Passage provided:
....................

In Act 3 we return to the banks of the Volga where a crowd of people are seeking shelter from a storm. Kudrjaš explains that a lightning conductor could help divert the danger, but Dikój is convinced that storms are punishments from the Almighty. In this play/opera the old world’s values, superstitions and old wives’ tales still hold sway. When the storm clears Varvara finds Boris to tell him that Tichon has returned and hence Kát’a’s mental state is deteriorating. Whereupon Kát’a rushes in like a madwoman and Varvara can’t stop her from telling Tichon and Kabanová about her sins. This confessional scene is kept fairly straightforward (without too many semi-religious overtones) in Olivia Fuchs’s effective production. The focus in the third act is completely onKát’a. Sporsén’s searing voice makes the nervous excitement (OK, hysteria) perfectly believable and Kabanová’s suicide hardly comes as a surprise.
Director Olivia Fuchs makes good use of the chorus for a number of tableaux vivant (the chorus only really sings and hums in the third act). The wooden gangplanks across the water make it difficult for people to pass and this perhaps reflects the narrow-mindedness of the town’s bourgeoisie.

....................

Data shown:

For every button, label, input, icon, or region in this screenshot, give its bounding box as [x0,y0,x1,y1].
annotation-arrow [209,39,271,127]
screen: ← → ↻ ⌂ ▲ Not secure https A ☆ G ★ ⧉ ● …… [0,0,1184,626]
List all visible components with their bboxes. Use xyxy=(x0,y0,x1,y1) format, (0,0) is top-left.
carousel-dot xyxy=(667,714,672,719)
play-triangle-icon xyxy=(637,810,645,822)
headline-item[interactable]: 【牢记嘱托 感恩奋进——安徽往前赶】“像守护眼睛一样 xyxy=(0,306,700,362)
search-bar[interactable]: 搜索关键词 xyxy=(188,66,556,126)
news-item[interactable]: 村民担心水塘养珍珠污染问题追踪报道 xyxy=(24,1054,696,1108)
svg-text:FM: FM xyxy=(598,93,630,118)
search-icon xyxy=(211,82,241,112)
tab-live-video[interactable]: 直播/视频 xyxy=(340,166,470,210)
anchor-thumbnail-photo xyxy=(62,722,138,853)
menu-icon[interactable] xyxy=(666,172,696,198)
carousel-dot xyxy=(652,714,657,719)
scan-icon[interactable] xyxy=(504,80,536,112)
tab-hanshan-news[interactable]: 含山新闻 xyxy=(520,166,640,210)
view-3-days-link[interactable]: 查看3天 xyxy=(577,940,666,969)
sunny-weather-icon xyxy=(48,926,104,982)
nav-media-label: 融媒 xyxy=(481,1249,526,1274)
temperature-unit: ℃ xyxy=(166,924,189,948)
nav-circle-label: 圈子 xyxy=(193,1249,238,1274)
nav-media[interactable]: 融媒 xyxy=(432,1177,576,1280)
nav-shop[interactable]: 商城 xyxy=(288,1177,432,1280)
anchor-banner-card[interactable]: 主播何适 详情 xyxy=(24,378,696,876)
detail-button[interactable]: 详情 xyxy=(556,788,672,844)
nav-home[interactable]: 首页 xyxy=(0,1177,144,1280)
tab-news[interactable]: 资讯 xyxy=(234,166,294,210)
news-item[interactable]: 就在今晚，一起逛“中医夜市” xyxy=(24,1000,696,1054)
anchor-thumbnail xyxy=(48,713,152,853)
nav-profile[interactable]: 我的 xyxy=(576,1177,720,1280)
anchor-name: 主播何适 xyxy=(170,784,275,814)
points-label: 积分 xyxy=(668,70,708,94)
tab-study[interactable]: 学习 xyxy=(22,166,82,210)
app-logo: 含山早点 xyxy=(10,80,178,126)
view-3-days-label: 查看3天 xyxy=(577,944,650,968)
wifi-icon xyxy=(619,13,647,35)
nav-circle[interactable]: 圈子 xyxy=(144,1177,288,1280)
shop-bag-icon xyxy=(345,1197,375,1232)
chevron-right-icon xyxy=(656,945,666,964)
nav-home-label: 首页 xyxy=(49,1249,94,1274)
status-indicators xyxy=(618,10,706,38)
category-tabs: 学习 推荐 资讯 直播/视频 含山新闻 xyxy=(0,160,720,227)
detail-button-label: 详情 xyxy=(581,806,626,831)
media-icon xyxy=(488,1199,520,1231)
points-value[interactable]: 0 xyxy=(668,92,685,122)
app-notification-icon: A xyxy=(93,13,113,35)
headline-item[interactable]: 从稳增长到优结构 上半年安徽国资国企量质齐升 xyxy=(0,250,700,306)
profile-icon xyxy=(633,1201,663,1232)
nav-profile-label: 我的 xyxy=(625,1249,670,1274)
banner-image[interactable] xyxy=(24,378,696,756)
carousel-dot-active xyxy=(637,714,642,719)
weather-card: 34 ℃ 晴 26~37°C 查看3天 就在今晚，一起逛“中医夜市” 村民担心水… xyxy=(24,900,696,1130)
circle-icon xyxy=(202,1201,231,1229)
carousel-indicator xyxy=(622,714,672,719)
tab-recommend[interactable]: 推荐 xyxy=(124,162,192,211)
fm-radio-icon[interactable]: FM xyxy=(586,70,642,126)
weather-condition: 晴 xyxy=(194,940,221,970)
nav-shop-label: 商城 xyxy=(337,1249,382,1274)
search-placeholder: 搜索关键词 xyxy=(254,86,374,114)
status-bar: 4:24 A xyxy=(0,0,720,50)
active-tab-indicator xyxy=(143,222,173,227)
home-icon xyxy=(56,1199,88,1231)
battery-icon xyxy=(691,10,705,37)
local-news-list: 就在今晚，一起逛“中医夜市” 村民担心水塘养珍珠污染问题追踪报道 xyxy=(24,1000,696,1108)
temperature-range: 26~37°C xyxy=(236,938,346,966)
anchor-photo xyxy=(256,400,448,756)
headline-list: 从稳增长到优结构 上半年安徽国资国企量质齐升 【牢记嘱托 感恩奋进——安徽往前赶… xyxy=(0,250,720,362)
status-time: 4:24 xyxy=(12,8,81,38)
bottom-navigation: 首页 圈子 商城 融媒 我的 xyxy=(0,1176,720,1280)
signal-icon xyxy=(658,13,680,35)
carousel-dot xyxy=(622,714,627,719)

....................

Activities:
1. In the opera review, translate this sentence into Spanish: "Kudrjaš explains that a lightning conductor could help divert the danger, but Dikój is convinced that storms are punishments from the Almighty."
2. Resume the opera review after its last sentence.

Outputs in order:
1. Kudrjaš explica que un pararrayos podría ayudar a desviar el peligro, pero Dikój está convencido de que las tormentas son castigos del Todopoderoso.

2.
Mother Volga is a constant (even psychological) force in the opera and is also present in the music, to start with in the overture and finally in the chorus intoning the Volga’s “sighing”. What I particularly like about the temporary set-up in Holland Park is that the orchestra pit is not half hidden and both the conductor and orchestra are always clearly visible . As a consequence you watch the conductor and the musicians much more than you would in a more conventional opera house. Sian Edwards has a total grip on this score. She beautifully coaxes out the Sibelian, even Straussian Janáček in the overture and interludes. He was not as brilliant an orchestrator as the mentioned colleagues, but the lyrical flow in this opera is equaled by few of his contemporaries (and Sibelius of course never composed a real opera). The City of London Sinfonia effortlessly negotiated the emotional swings.
All in all this is a very worthwhile revival.
Tickets are still available for both 26 and 28 July.